Go through the data below line by line and count those containing the word "title". Reply with the count only.
━━━
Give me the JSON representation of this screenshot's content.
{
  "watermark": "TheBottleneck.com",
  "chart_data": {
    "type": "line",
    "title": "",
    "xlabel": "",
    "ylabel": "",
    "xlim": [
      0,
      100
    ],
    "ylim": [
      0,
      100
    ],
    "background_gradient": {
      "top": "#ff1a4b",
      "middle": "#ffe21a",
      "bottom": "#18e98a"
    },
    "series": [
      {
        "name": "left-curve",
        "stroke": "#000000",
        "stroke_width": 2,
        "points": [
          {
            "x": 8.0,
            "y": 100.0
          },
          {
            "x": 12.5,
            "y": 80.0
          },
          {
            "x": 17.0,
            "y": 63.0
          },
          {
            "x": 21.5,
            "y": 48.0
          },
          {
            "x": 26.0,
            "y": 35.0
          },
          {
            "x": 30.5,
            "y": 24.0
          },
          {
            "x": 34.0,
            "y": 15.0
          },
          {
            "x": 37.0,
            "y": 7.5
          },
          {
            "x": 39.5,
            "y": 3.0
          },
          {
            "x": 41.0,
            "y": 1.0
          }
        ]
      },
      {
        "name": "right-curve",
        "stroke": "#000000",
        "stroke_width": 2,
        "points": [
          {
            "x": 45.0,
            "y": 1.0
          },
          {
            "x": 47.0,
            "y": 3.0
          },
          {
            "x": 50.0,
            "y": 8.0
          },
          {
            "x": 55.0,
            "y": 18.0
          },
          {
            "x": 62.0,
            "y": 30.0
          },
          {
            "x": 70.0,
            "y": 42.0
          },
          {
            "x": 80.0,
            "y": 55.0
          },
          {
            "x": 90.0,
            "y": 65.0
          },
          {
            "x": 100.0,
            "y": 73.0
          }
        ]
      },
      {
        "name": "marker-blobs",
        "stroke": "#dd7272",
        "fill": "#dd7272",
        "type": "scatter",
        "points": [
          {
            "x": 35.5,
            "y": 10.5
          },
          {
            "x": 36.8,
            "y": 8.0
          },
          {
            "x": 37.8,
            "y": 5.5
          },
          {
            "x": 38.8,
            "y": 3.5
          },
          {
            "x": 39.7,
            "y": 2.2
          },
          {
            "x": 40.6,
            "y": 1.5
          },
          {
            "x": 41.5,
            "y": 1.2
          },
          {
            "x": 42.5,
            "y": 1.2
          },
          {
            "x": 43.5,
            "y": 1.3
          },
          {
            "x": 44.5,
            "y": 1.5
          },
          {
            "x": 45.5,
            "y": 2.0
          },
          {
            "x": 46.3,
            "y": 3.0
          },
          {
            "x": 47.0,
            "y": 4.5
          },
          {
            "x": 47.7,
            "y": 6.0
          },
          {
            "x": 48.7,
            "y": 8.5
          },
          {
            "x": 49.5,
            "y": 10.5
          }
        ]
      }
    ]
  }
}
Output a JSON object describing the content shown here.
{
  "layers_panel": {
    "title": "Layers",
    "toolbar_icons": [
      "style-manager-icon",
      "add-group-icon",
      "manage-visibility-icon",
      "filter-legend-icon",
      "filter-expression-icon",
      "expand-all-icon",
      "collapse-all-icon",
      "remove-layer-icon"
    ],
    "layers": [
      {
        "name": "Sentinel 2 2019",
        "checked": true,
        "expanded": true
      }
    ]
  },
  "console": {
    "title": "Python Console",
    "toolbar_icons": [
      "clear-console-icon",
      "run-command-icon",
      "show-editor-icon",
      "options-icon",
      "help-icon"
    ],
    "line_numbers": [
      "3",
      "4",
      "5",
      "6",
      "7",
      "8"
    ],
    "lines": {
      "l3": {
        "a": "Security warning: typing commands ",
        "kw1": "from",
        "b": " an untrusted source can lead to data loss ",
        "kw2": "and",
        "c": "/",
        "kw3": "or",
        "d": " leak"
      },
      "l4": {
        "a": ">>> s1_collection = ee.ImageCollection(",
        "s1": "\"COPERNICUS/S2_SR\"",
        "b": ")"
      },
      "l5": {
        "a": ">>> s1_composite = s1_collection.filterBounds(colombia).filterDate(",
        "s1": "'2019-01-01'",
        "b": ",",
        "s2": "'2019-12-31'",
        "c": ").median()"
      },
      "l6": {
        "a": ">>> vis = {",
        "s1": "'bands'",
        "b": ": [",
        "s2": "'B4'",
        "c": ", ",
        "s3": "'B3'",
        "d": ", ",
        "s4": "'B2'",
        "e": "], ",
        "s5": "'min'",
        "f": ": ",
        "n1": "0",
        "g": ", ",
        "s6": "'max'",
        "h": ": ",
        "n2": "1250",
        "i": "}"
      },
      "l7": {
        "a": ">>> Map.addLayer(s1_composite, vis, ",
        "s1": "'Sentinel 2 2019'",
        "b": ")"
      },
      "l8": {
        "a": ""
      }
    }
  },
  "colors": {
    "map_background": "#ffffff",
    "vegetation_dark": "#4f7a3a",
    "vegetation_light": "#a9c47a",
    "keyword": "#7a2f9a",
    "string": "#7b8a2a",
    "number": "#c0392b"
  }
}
━━━
◆ Full solution
3